**Requirements**. Make an exact copy of all the material below, apart from the pictures.
begin Data records
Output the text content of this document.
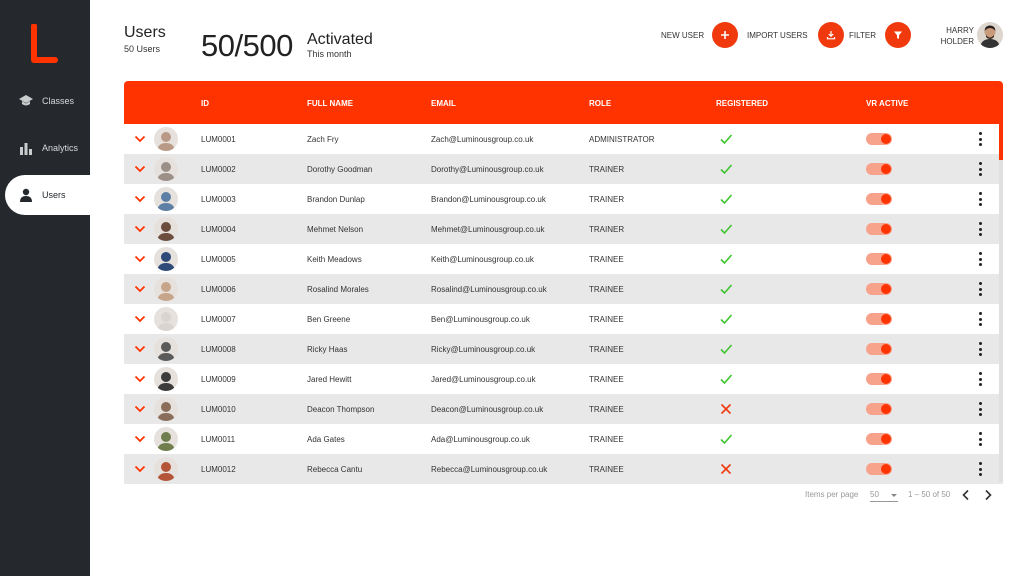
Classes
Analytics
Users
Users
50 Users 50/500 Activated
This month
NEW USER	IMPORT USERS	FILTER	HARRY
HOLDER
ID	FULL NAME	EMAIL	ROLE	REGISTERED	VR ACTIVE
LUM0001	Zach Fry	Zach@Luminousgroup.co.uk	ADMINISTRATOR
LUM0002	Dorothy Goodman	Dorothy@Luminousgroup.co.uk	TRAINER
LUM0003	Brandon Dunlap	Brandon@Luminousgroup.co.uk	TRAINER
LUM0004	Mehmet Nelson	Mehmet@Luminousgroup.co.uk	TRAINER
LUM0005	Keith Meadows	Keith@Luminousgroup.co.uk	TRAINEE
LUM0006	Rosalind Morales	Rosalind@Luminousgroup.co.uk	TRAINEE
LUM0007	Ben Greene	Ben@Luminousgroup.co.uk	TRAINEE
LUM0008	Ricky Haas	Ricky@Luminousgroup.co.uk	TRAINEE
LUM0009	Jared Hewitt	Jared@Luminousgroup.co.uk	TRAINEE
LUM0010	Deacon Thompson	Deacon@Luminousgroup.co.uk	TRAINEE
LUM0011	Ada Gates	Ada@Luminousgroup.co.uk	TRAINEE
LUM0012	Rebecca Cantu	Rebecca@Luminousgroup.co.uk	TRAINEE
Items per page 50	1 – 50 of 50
end Data records
**Solution for this task**.
Output the text content of this document.
Classes
Analytics
Users
Users
50 Users 50/500 Activated
This month
NEW USER	IMPORT USERS	FILTER	HARRY
HOLDER
ID	FULL NAME	EMAIL	ROLE	REGISTERED	VR ACTIVE
LUM0001	Zach Fry	Zach@Luminousgroup.co.uk	ADMINISTRATOR
LUM0002	Dorothy Goodman	Dorothy@Luminousgroup.co.uk	TRAINER
LUM0003	Brandon Dunlap	Brandon@Luminousgroup.co.uk	TRAINER
LUM0004	Mehmet Nelson	Mehmet@Luminousgroup.co.uk	TRAINER
LUM0005	Keith Meadows	Keith@Luminousgroup.co.uk	TRAINEE
LUM0006	Rosalind Morales	Rosalind@Luminousgroup.co.uk	TRAINEE
LUM0007	Ben Greene	Ben@Luminousgroup.co.uk	TRAINEE
LUM0008	Ricky Haas	Ricky@Luminousgroup.co.uk	TRAINEE
LUM0009	Jared Hewitt	Jared@Luminousgroup.co.uk	TRAINEE
LUM0010	Deacon Thompson	Deacon@Luminousgroup.co.uk	TRAINEE
LUM0011	Ada Gates	Ada@Luminousgroup.co.uk	TRAINEE
LUM0012	Rebecca Cantu	Rebecca@Luminousgroup.co.uk	TRAINEE
Items per page 50	1 – 50 of 50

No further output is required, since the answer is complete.